**Work required**
Return each line that holds the word "title".
[Start of Records shown]
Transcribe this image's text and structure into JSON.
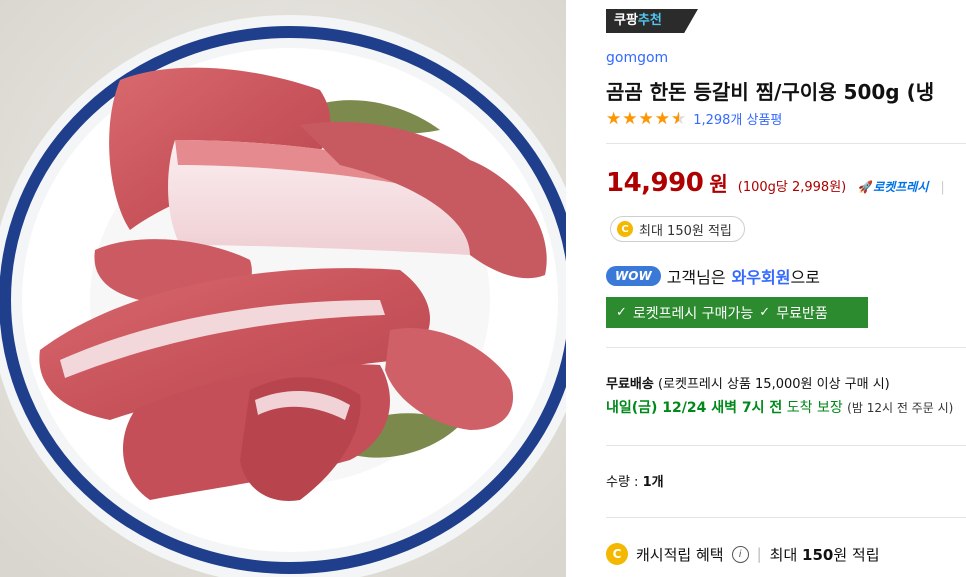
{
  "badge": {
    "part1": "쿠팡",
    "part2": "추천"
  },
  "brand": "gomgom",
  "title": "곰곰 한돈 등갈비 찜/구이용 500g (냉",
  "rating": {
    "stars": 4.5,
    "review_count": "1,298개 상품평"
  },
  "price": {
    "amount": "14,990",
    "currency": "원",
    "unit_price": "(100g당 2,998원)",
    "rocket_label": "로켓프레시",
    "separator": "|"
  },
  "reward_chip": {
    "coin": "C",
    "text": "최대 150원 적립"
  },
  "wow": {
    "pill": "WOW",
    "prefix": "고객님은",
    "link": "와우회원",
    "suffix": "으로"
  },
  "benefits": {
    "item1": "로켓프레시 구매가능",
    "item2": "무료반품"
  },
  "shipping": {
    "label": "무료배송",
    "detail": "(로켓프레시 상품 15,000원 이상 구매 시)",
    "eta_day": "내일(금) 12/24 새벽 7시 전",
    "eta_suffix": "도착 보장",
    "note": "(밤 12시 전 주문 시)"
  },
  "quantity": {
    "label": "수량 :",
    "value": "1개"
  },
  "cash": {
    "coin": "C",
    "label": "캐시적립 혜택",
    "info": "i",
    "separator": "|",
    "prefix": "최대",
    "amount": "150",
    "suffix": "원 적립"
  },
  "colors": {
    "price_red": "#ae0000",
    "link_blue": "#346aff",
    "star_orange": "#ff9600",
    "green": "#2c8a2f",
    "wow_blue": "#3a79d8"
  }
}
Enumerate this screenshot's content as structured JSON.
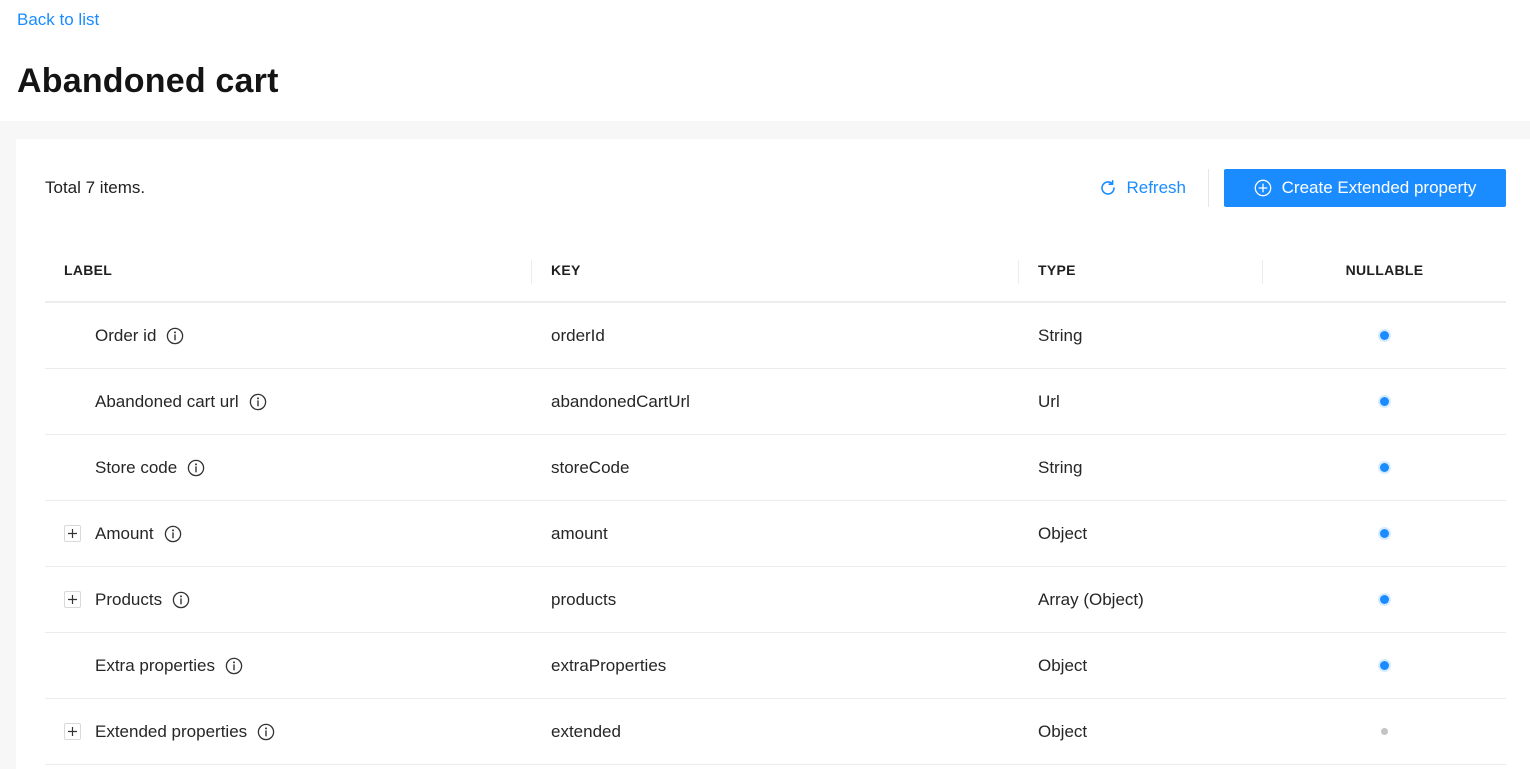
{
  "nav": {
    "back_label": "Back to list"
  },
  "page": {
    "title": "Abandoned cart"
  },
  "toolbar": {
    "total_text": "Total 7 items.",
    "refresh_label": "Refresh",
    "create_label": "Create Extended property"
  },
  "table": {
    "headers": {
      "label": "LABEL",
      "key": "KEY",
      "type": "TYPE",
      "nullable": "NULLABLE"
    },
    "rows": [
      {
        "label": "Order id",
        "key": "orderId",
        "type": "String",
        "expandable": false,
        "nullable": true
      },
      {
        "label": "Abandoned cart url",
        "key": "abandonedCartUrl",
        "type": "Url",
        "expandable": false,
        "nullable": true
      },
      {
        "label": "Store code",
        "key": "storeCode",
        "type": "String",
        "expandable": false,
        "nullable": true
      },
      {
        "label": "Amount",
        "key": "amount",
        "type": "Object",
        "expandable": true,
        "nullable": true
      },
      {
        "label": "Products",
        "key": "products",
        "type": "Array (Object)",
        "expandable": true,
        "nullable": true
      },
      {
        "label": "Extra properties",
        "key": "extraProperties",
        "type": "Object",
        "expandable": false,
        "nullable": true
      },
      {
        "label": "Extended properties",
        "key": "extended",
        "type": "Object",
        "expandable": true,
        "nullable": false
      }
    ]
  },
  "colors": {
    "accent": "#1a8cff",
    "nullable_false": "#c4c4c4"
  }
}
[End of Records shown]
**Output below**
  "title": "곰곰 한돈 등갈비 찜/구이용 500g (냉",
    "title": "Abandoned cart"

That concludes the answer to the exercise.